Print each of the entries exactly, leaving nothing out.
-- start of Dataset extract --
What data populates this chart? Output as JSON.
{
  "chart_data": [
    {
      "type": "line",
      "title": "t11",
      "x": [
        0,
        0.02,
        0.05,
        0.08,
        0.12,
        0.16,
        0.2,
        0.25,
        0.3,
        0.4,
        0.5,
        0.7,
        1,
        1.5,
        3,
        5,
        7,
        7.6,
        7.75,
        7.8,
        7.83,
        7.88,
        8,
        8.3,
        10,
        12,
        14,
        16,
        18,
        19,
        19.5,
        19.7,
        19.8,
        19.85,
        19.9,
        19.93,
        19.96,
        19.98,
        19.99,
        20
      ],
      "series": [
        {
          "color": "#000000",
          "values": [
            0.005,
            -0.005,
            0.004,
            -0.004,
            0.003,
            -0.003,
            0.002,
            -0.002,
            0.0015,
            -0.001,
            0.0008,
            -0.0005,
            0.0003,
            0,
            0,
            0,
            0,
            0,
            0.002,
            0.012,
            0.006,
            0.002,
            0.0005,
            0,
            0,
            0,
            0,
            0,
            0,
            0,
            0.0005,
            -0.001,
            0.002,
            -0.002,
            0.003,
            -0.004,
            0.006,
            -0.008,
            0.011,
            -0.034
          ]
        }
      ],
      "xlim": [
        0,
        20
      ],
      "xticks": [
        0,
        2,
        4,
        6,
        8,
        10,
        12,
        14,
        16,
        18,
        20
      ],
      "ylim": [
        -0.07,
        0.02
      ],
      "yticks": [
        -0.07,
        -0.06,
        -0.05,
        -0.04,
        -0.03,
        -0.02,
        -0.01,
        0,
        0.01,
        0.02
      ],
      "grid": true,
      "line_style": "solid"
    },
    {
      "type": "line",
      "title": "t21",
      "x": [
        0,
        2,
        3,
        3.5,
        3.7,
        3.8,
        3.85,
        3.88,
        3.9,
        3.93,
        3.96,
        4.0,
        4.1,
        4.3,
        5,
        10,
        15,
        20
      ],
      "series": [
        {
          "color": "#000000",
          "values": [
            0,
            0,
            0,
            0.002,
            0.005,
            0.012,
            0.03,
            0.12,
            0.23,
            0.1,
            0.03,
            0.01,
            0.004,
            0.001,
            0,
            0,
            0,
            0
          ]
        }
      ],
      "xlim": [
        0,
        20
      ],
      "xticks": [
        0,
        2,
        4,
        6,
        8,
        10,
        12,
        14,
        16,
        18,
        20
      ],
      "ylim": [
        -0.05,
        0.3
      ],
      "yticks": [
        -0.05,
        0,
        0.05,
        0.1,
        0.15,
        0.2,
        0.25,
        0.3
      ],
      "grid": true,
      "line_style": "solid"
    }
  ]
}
-- end of Dataset extract --
Final answer →
What data populates this chart? Output as JSON.
{
  "chart_data": [
    {
      "type": "line",
      "title": "t11",
      "x": [
        0,
        0.02,
        0.05,
        0.08,
        0.12,
        0.16,
        0.2,
        0.25,
        0.3,
        0.4,
        0.5,
        0.7,
        1,
        1.5,
        3,
        5,
        7,
        7.6,
        7.75,
        7.8,
        7.83,
        7.88,
        8,
        8.3,
        10,
        12,
        14,
        16,
        18,
        19,
        19.5,
        19.7,
        19.8,
        19.85,
        19.9,
        19.93,
        19.96,
        19.98,
        19.99,
        20
      ],
      "series": [
        {
          "color": "#000000",
          "values": [
            0.005,
            -0.005,
            0.004,
            -0.004,
            0.003,
            -0.003,
            0.002,
            -0.002,
            0.0015,
            -0.001,
            0.0008,
            -0.0005,
            0.0003,
            0,
            0,
            0,
            0,
            0,
            0.002,
            0.012,
            0.006,
            0.002,
            0.0005,
            0,
            0,
            0,
            0,
            0,
            0,
            0,
            0.0005,
            -0.001,
            0.002,
            -0.002,
            0.003,
            -0.004,
            0.006,
            -0.008,
            0.011,
            -0.034
          ]
        }
      ],
      "xlim": [
        0,
        20
      ],
      "xticks": [
        0,
        2,
        4,
        6,
        8,
        10,
        12,
        14,
        16,
        18,
        20
      ],
      "ylim": [
        -0.07,
        0.02
      ],
      "yticks": [
        -0.07,
        -0.06,
        -0.05,
        -0.04,
        -0.03,
        -0.02,
        -0.01,
        0,
        0.01,
        0.02
      ],
      "grid": true,
      "line_style": "solid"
    },
    {
      "type": "line",
      "title": "t21",
      "x": [
        0,
        2,
        3,
        3.5,
        3.7,
        3.8,
        3.85,
        3.88,
        3.9,
        3.93,
        3.96,
        4.0,
        4.1,
        4.3,
        5,
        10,
        15,
        20
      ],
      "series": [
        {
          "color": "#000000",
          "values": [
            0,
            0,
            0,
            0.002,
            0.005,
            0.012,
            0.03,
            0.12,
            0.23,
            0.1,
            0.03,
            0.01,
            0.004,
            0.001,
            0,
            0,
            0,
            0
          ]
        }
      ],
      "xlim": [
        0,
        20
      ],
      "xticks": [
        0,
        2,
        4,
        6,
        8,
        10,
        12,
        14,
        16,
        18,
        20
      ],
      "ylim": [
        -0.05,
        0.3
      ],
      "yticks": [
        -0.05,
        0,
        0.05,
        0.1,
        0.15,
        0.2,
        0.25,
        0.3
      ],
      "grid": true,
      "line_style": "solid"
    }
  ]
}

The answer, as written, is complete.